======== THE INPUT ========

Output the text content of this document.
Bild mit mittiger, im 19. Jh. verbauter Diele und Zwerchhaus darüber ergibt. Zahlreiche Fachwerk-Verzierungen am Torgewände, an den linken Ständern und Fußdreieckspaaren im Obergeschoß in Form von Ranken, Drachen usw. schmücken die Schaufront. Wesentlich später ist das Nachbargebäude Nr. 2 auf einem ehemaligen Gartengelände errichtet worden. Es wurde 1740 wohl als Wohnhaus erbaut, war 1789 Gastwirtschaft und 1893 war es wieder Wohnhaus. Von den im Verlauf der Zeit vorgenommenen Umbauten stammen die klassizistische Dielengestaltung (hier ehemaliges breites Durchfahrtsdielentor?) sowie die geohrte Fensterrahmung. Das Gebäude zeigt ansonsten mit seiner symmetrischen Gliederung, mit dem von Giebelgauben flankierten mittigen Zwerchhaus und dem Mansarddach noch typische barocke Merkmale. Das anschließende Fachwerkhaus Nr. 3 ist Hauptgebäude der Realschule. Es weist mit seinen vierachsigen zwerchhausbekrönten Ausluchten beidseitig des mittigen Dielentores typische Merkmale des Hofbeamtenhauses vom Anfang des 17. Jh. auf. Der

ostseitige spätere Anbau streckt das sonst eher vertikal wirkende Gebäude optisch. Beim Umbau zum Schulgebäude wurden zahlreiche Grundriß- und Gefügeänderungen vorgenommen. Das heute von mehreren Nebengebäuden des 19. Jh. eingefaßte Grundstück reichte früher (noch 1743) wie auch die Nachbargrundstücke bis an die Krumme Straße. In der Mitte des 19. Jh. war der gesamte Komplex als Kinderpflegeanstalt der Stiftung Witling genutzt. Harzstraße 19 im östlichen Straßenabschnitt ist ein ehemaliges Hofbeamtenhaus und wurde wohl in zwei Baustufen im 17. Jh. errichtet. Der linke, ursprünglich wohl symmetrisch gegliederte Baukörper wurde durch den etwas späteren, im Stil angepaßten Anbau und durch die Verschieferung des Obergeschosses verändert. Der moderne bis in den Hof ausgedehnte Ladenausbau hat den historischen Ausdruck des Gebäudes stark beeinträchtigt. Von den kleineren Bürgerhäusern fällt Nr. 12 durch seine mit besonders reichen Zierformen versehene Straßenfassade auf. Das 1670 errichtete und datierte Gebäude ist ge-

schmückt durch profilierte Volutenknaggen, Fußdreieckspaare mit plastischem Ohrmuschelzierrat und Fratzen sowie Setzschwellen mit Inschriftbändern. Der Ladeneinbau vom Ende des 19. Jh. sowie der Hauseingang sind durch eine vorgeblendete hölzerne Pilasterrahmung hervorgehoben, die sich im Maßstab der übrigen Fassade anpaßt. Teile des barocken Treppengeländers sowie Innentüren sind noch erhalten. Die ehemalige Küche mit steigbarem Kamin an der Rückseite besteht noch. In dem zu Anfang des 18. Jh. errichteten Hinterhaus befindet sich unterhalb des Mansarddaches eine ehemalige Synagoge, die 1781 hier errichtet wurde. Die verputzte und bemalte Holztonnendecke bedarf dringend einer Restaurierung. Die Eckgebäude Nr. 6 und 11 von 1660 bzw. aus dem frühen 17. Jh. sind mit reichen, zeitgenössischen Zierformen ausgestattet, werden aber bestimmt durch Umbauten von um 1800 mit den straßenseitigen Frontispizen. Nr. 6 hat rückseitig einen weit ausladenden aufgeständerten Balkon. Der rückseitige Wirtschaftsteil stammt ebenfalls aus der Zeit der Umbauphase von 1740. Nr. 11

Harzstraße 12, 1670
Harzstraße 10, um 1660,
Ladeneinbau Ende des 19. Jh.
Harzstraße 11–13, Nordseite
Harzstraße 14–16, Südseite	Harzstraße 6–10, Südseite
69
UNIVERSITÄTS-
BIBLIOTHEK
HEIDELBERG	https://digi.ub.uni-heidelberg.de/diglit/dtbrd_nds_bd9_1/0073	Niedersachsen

========

## PROBLEM TO SOLVE
Write down every line of the data exactly as it appears above.

## SOLUTION
Output the text content of this document.
Bild mit mittiger, im 19. Jh. verbauter Diele und Zwerchhaus darüber ergibt. Zahlreiche Fachwerk-Verzierungen am Torgewände, an den linken Ständern und Fußdreieckspaaren im Obergeschoß in Form von Ranken, Drachen usw. schmücken die Schaufront. Wesentlich später ist das Nachbargebäude Nr. 2 auf einem ehemaligen Gartengelände errichtet worden. Es wurde 1740 wohl als Wohnhaus erbaut, war 1789 Gastwirtschaft und 1893 war es wieder Wohnhaus. Von den im Verlauf der Zeit vorgenommenen Umbauten stammen die klassizistische Dielengestaltung (hier ehemaliges breites Durchfahrtsdielentor?) sowie die geohrte Fensterrahmung. Das Gebäude zeigt ansonsten mit seiner symmetrischen Gliederung, mit dem von Giebelgauben flankierten mittigen Zwerchhaus und dem Mansarddach noch typische barocke Merkmale. Das anschließende Fachwerkhaus Nr. 3 ist Hauptgebäude der Realschule. Es weist mit seinen vierachsigen zwerchhausbekrönten Ausluchten beidseitig des mittigen Dielentores typische Merkmale des Hofbeamtenhauses vom Anfang des 17. Jh. auf. Der

ostseitige spätere Anbau streckt das sonst eher vertikal wirkende Gebäude optisch. Beim Umbau zum Schulgebäude wurden zahlreiche Grundriß- und Gefügeänderungen vorgenommen. Das heute von mehreren Nebengebäuden des 19. Jh. eingefaßte Grundstück reichte früher (noch 1743) wie auch die Nachbargrundstücke bis an die Krumme Straße. In der Mitte des 19. Jh. war der gesamte Komplex als Kinderpflegeanstalt der Stiftung Witling genutzt. Harzstraße 19 im östlichen Straßenabschnitt ist ein ehemaliges Hofbeamtenhaus und wurde wohl in zwei Baustufen im 17. Jh. errichtet. Der linke, ursprünglich wohl symmetrisch gegliederte Baukörper wurde durch den etwas späteren, im Stil angepaßten Anbau und durch die Verschieferung des Obergeschosses verändert. Der moderne bis in den Hof ausgedehnte Ladenausbau hat den historischen Ausdruck des Gebäudes stark beeinträchtigt. Von den kleineren Bürgerhäusern fällt Nr. 12 durch seine mit besonders reichen Zierformen versehene Straßenfassade auf. Das 1670 errichtete und datierte Gebäude ist ge-

schmückt durch profilierte Volutenknaggen, Fußdreieckspaare mit plastischem Ohrmuschelzierrat und Fratzen sowie Setzschwellen mit Inschriftbändern. Der Ladeneinbau vom Ende des 19. Jh. sowie der Hauseingang sind durch eine vorgeblendete hölzerne Pilasterrahmung hervorgehoben, die sich im Maßstab der übrigen Fassade anpaßt. Teile des barocken Treppengeländers sowie Innentüren sind noch erhalten. Die ehemalige Küche mit steigbarem Kamin an der Rückseite besteht noch. In dem zu Anfang des 18. Jh. errichteten Hinterhaus befindet sich unterhalb des Mansarddaches eine ehemalige Synagoge, die 1781 hier errichtet wurde. Die verputzte und bemalte Holztonnendecke bedarf dringend einer Restaurierung. Die Eckgebäude Nr. 6 und 11 von 1660 bzw. aus dem frühen 17. Jh. sind mit reichen, zeitgenössischen Zierformen ausgestattet, werden aber bestimmt durch Umbauten von um 1800 mit den straßenseitigen Frontispizen. Nr. 6 hat rückseitig einen weit ausladenden aufgeständerten Balkon. Der rückseitige Wirtschaftsteil stammt ebenfalls aus der Zeit der Umbauphase von 1740. Nr. 11

Harzstraße 12, 1670
Harzstraße 10, um 1660,
Ladeneinbau Ende des 19. Jh.
Harzstraße 11–13, Nordseite
Harzstraße 14–16, Südseite	Harzstraße 6–10, Südseite
69
UNIVERSITÄTS-
BIBLIOTHEK
HEIDELBERG	https://digi.ub.uni-heidelberg.de/diglit/dtbrd_nds_bd9_1/0073	Niedersachsen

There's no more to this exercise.